→ AIM
Write out the data below in full, unchanged, minus the images.

→ EXTRACTED DATA

◇ ◇ ◇

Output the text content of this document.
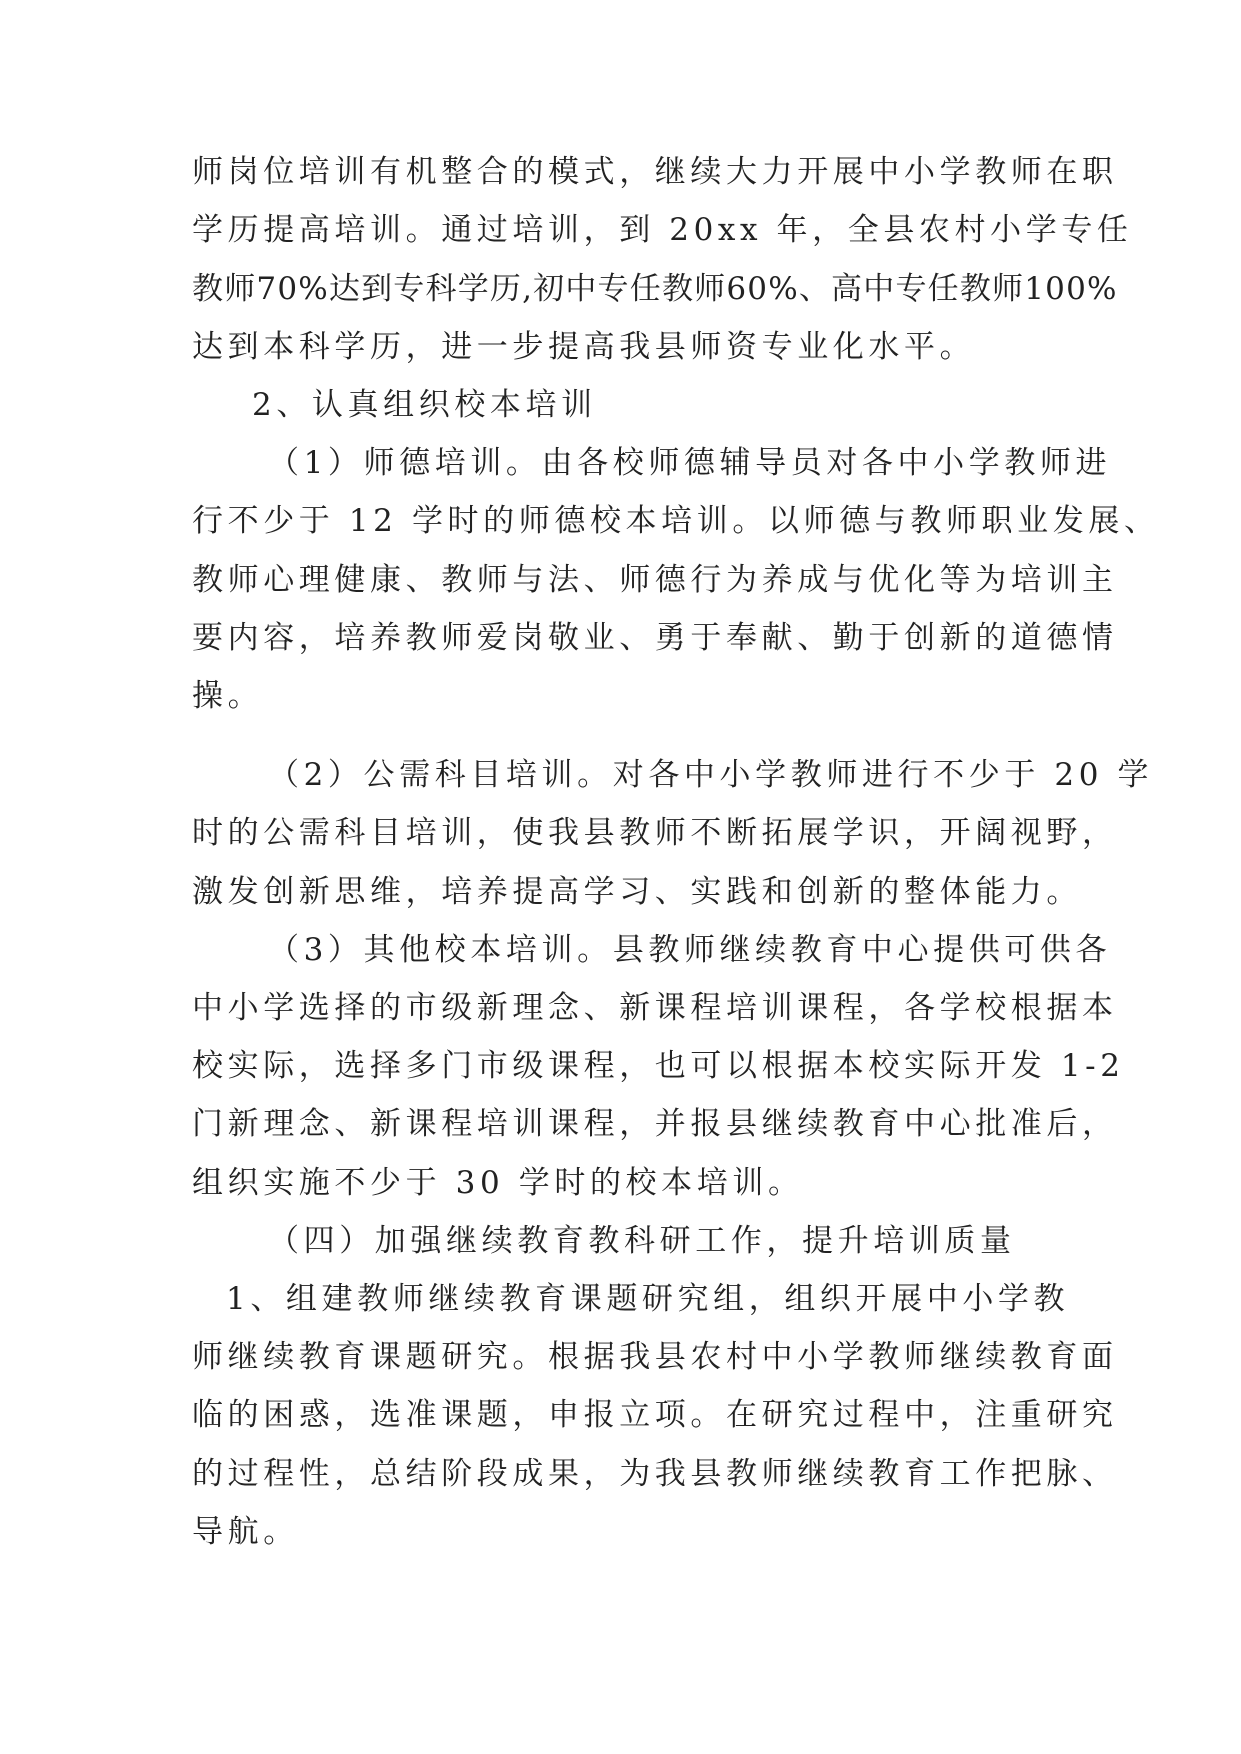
师岗位培训有机整合的模式，继续大力开展中小学教师在职
学历提高培训。通过培训，到 20xx 年，全县农村小学专任
教师70%达到专科学历,初中专任教师60%、高中专任教师100%
达到本科学历，进一步提高我县师资专业化水平。
2、认真组织校本培训
（1）师德培训。由各校师德辅导员对各中小学教师进
行不少于 12 学时的师德校本培训。以师德与教师职业发展、
教师心理健康、教师与法、师德行为养成与优化等为培训主
要内容，培养教师爱岗敬业、勇于奉献、勤于创新的道德情
操。
（2）公需科目培训。对各中小学教师进行不少于 20 学
时的公需科目培训，使我县教师不断拓展学识，开阔视野，
激发创新思维，培养提高学习、实践和创新的整体能力。
（3）其他校本培训。县教师继续教育中心提供可供各
中小学选择的市级新理念、新课程培训课程，各学校根据本
校实际，选择多门市级课程，也可以根据本校实际开发 1-2
门新理念、新课程培训课程，并报县继续教育中心批准后，
组织实施不少于 30 学时的校本培训。
（四）加强继续教育教科研工作，提升培训质量
1、组建教师继续教育课题研究组，组织开展中小学教
师继续教育课题研究。根据我县农村中小学教师继续教育面
临的困惑，选准课题，申报立项。在研究过程中，注重研究
的过程性，总结阶段成果，为我县教师继续教育工作把脉、
导航。
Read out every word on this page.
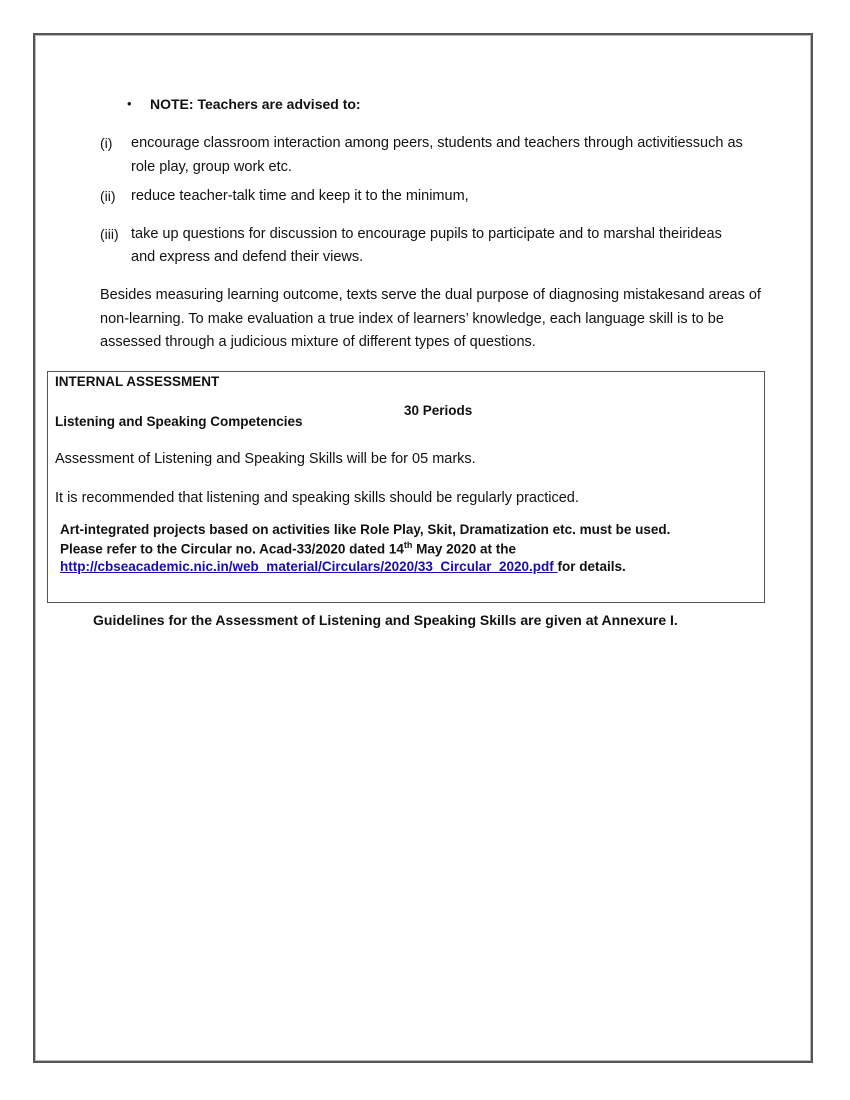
• NOTE: Teachers are advised to:
(i) encourage classroom interaction among peers, students and teachers through activitiessuch as
role play, group work etc.
(ii) reduce teacher-talk time and keep it to the minimum,
(iii) take up questions for discussion to encourage pupils to participate and to marshal theirideas
and express and defend their views.
Besides measuring learning outcome, texts serve the dual purpose of diagnosing mistakesand areas of
non-learning. To make evaluation a true index of learners’ knowledge, each language skill is to be
assessed through a judicious mixture of different types of questions.
INTERNAL ASSESSMENT
30 Periods
Listening and Speaking Competencies
Assessment of Listening and Speaking Skills will be for 05 marks.
It is recommended that listening and speaking skills should be regularly practiced.
Art-integrated projects based on activities like Role Play, Skit, Dramatization etc. must be used.
Please refer to the Circular no. Acad-33/2020 dated 14th May 2020 at the
http://cbseacademic.nic.in/web_material/Circulars/2020/33_Circular_2020.pdf for details.
Guidelines for the Assessment of Listening and Speaking Skills are given at Annexure I.
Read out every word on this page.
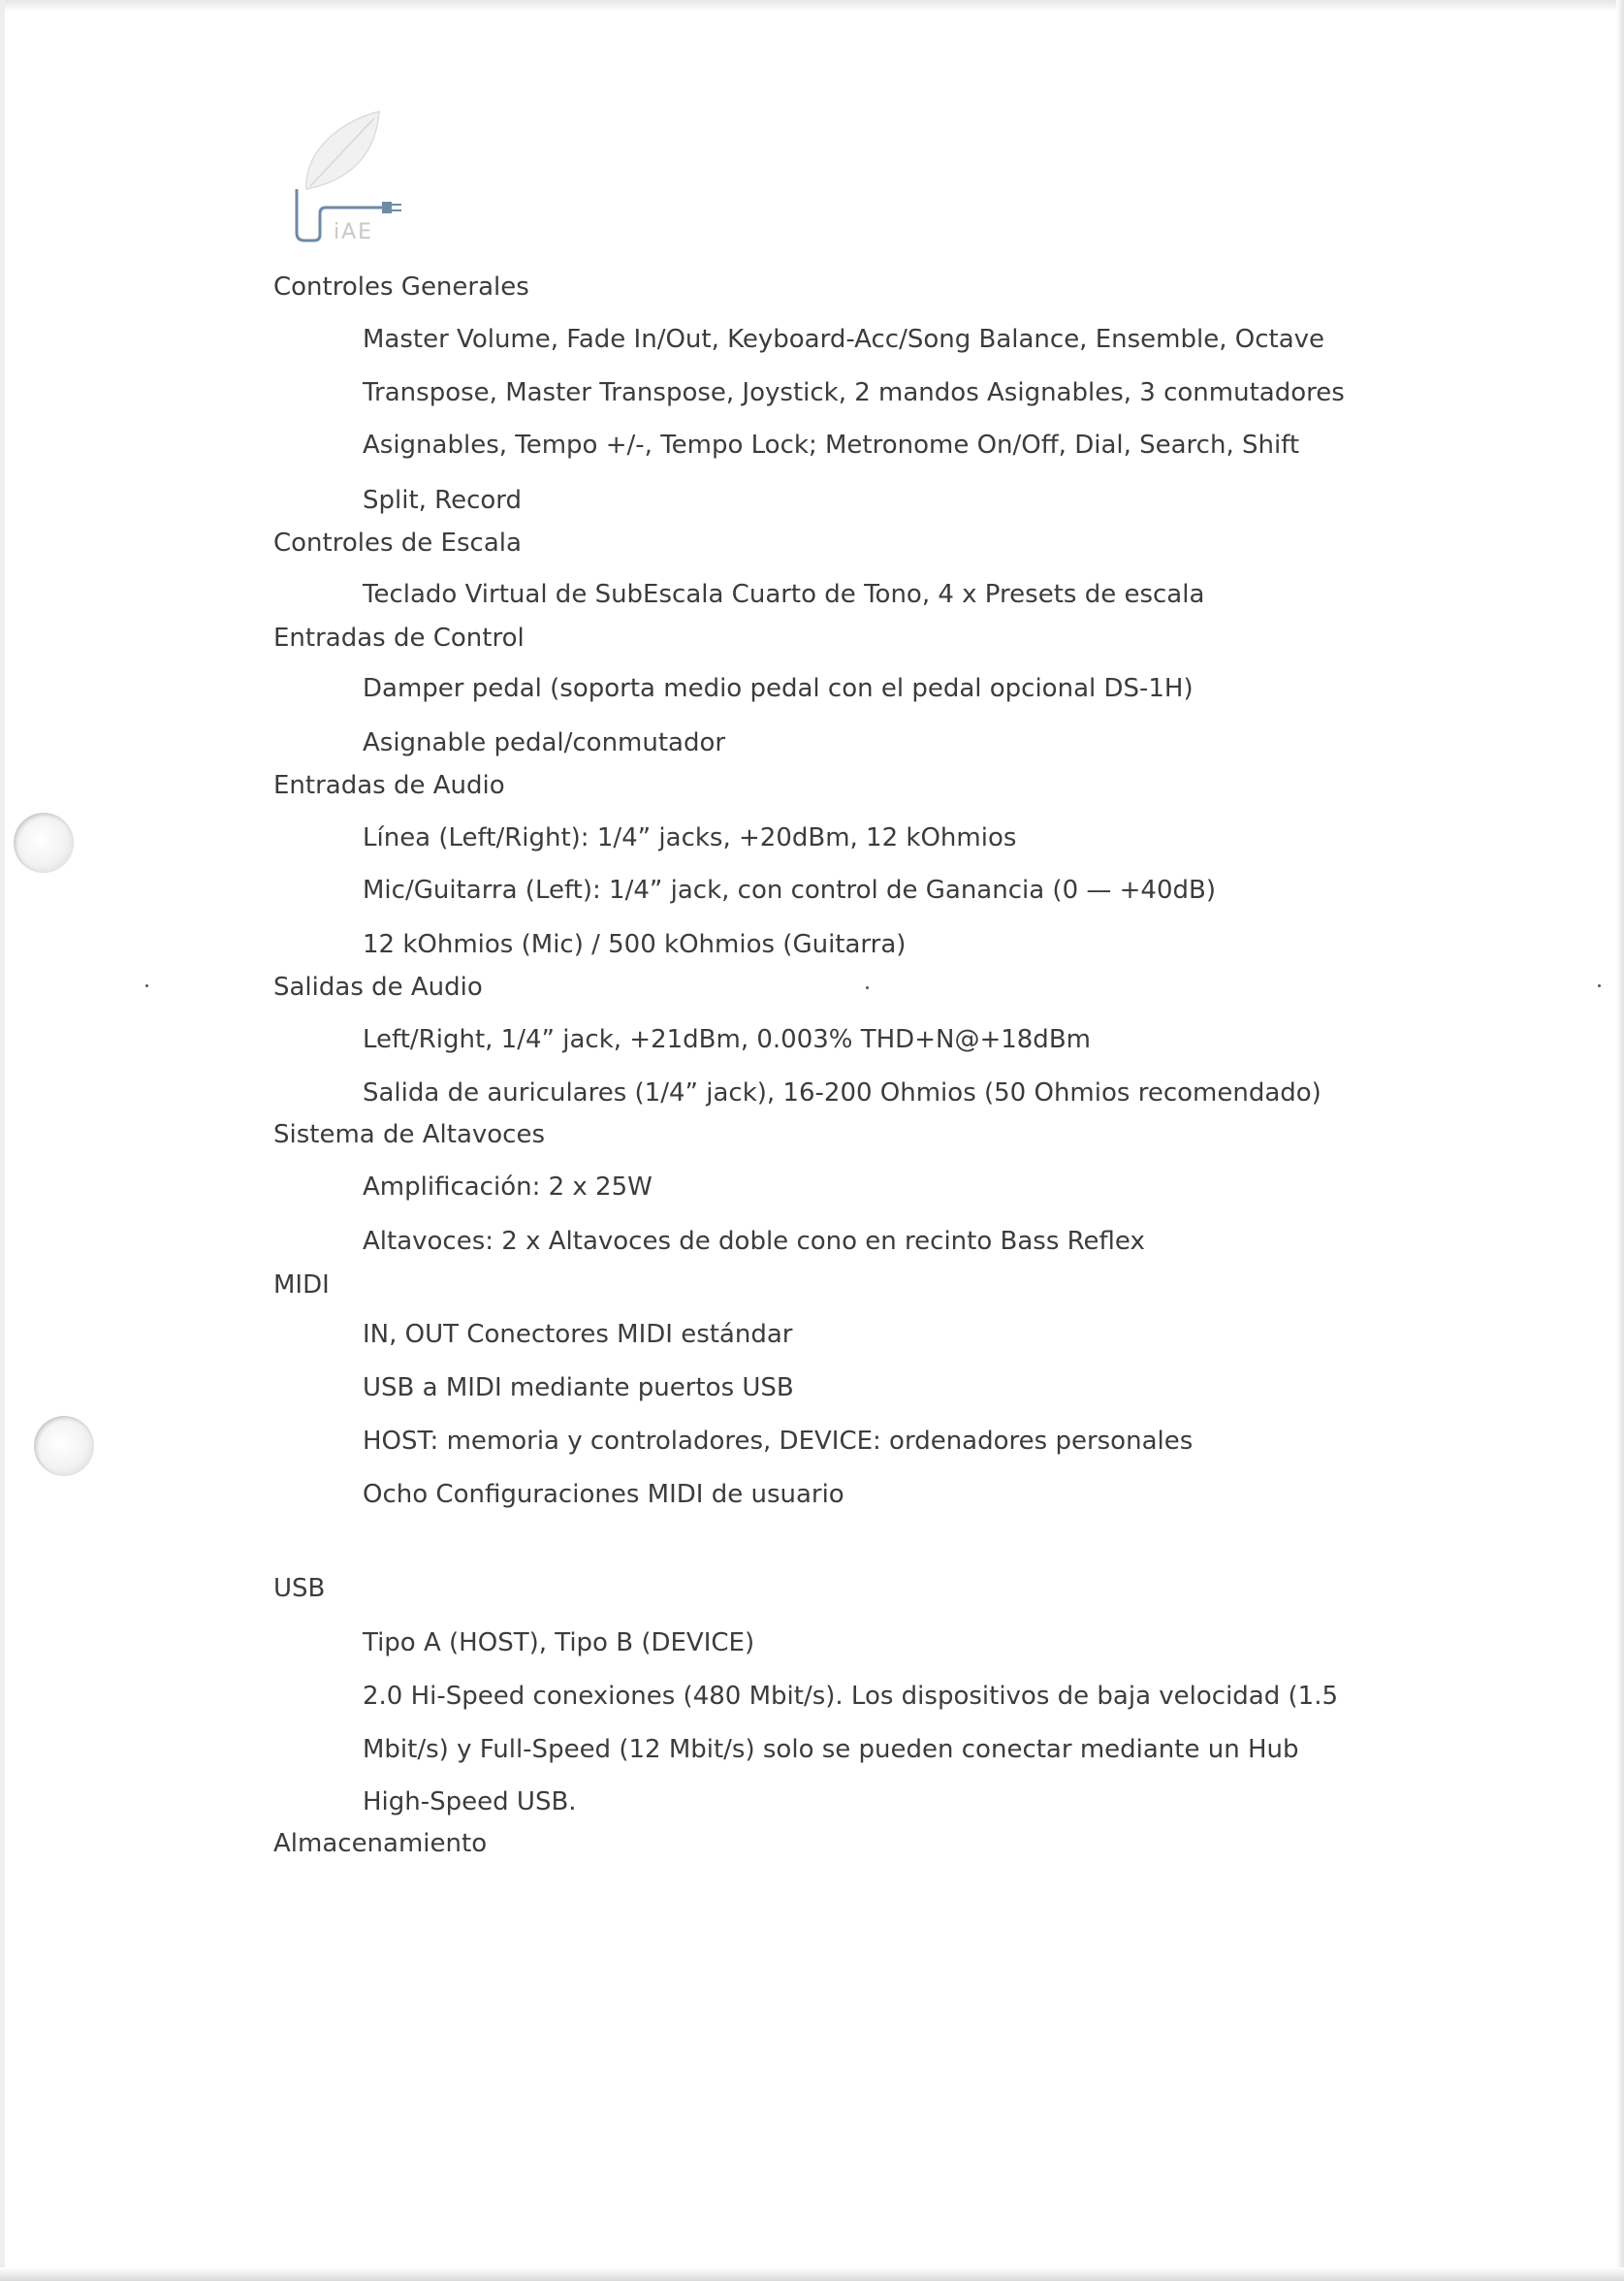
iAE
Controles Generales
Master Volume, Fade In/Out, Keyboard-Acc/Song Balance, Ensemble, Octave
Transpose, Master Transpose, Joystick, 2 mandos Asignables, 3 conmutadores
Asignables, Tempo +/-, Tempo Lock; Metronome On/Off, Dial, Search, Shift
Split, Record
Controles de Escala
Teclado Virtual de SubEscala Cuarto de Tono, 4 x Presets de escala
Entradas de Control
Damper pedal (soporta medio pedal con el pedal opcional DS-1H)
Asignable pedal/conmutador
Entradas de Audio
Línea (Left/Right): 1/4” jacks, +20dBm, 12 kOhmios
Mic/Guitarra (Left): 1/4” jack, con control de Ganancia (0 — +40dB)
12 kOhmios (Mic) / 500 kOhmios (Guitarra)
Salidas de Audio
Left/Right, 1/4” jack, +21dBm, 0.003% THD+N@+18dBm
Salida de auriculares (1/4” jack), 16-200 Ohmios (50 Ohmios recomendado)
Sistema de Altavoces
Amplificación: 2 x 25W
Altavoces: 2 x Altavoces de doble cono en recinto Bass Reflex
MIDI
IN, OUT Conectores MIDI estándar
USB a MIDI mediante puertos USB
HOST: memoria y controladores, DEVICE: ordenadores personales
Ocho Configuraciones MIDI de usuario
USB
Tipo A (HOST), Tipo B (DEVICE)
2.0 Hi-Speed conexiones (480 Mbit/s). Los dispositivos de baja velocidad (1.5
Mbit/s) y Full-Speed (12 Mbit/s) solo se pueden conectar mediante un Hub
High-Speed USB.
Almacenamiento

◇ ◇ ◇

→ EXERCISE SOLUTION
Output the text content of this document.
师岗位培训有机整合的模式，继续大力开展中小学教师在职
学历提高培训。通过培训，到 20xx 年，全县农村小学专任
教师70%达到专科学历,初中专任教师60%、高中专任教师100%
达到本科学历，进一步提高我县师资专业化水平。
2、认真组织校本培训
（1）师德培训。由各校师德辅导员对各中小学教师进
行不少于 12 学时的师德校本培训。以师德与教师职业发展、
教师心理健康、教师与法、师德行为养成与优化等为培训主
要内容，培养教师爱岗敬业、勇于奉献、勤于创新的道德情
操。
（2）公需科目培训。对各中小学教师进行不少于 20 学
时的公需科目培训，使我县教师不断拓展学识，开阔视野，
激发创新思维，培养提高学习、实践和创新的整体能力。
（3）其他校本培训。县教师继续教育中心提供可供各
中小学选择的市级新理念、新课程培训课程，各学校根据本
校实际，选择多门市级课程，也可以根据本校实际开发 1-2
门新理念、新课程培训课程，并报县继续教育中心批准后，
组织实施不少于 30 学时的校本培训。
（四）加强继续教育教科研工作，提升培训质量
1、组建教师继续教育课题研究组，组织开展中小学教
师继续教育课题研究。根据我县农村中小学教师继续教育面
临的困惑，选准课题，申报立项。在研究过程中，注重研究
的过程性，总结阶段成果，为我县教师继续教育工作把脉、
导航。
Read out every word on this page.
• NOTE: Teachers are advised to:
(i) encourage classroom interaction among peers, students and teachers through activitiessuch as
role play, group work etc.
(ii) reduce teacher-talk time and keep it to the minimum,
(iii) take up questions for discussion to encourage pupils to participate and to marshal theirideas
and express and defend their views.
Besides measuring learning outcome, texts serve the dual purpose of diagnosing mistakesand areas of
non-learning. To make evaluation a true index of learners’ knowledge, each language skill is to be
assessed through a judicious mixture of different types of questions.
INTERNAL ASSESSMENT
30 Periods
Listening and Speaking Competencies
Assessment of Listening and Speaking Skills will be for 05 marks.
It is recommended that listening and speaking skills should be regularly practiced.
Art-integrated projects based on activities like Role Play, Skit, Dramatization etc. must be used.
Please refer to the Circular no. Acad-33/2020 dated 14th May 2020 at the
http://cbseacademic.nic.in/web_material/Circulars/2020/33_Circular_2020.pdf for details.
Guidelines for the Assessment of Listening and Speaking Skills are given at Annexure I.
Read out every word on this page.
iAE
Controles Generales
Master Volume, Fade In/Out, Keyboard-Acc/Song Balance, Ensemble, Octave
Transpose, Master Transpose, Joystick, 2 mandos Asignables, 3 conmutadores
Asignables, Tempo +/-, Tempo Lock; Metronome On/Off, Dial, Search, Shift
Split, Record
Controles de Escala
Teclado Virtual de SubEscala Cuarto de Tono, 4 x Presets de escala
Entradas de Control
Damper pedal (soporta medio pedal con el pedal opcional DS-1H)
Asignable pedal/conmutador
Entradas de Audio
Línea (Left/Right): 1/4” jacks, +20dBm, 12 kOhmios
Mic/Guitarra (Left): 1/4” jack, con control de Ganancia (0 — +40dB)
12 kOhmios (Mic) / 500 kOhmios (Guitarra)
Salidas de Audio
Left/Right, 1/4” jack, +21dBm, 0.003% THD+N@+18dBm
Salida de auriculares (1/4” jack), 16-200 Ohmios (50 Ohmios recomendado)
Sistema de Altavoces
Amplificación: 2 x 25W
Altavoces: 2 x Altavoces de doble cono en recinto Bass Reflex
MIDI
IN, OUT Conectores MIDI estándar
USB a MIDI mediante puertos USB
HOST: memoria y controladores, DEVICE: ordenadores personales
Ocho Configuraciones MIDI de usuario
USB
Tipo A (HOST), Tipo B (DEVICE)
2.0 Hi-Speed conexiones (480 Mbit/s). Los dispositivos de baja velocidad (1.5
Mbit/s) y Full-Speed (12 Mbit/s) solo se pueden conectar mediante un Hub
High-Speed USB.
Almacenamiento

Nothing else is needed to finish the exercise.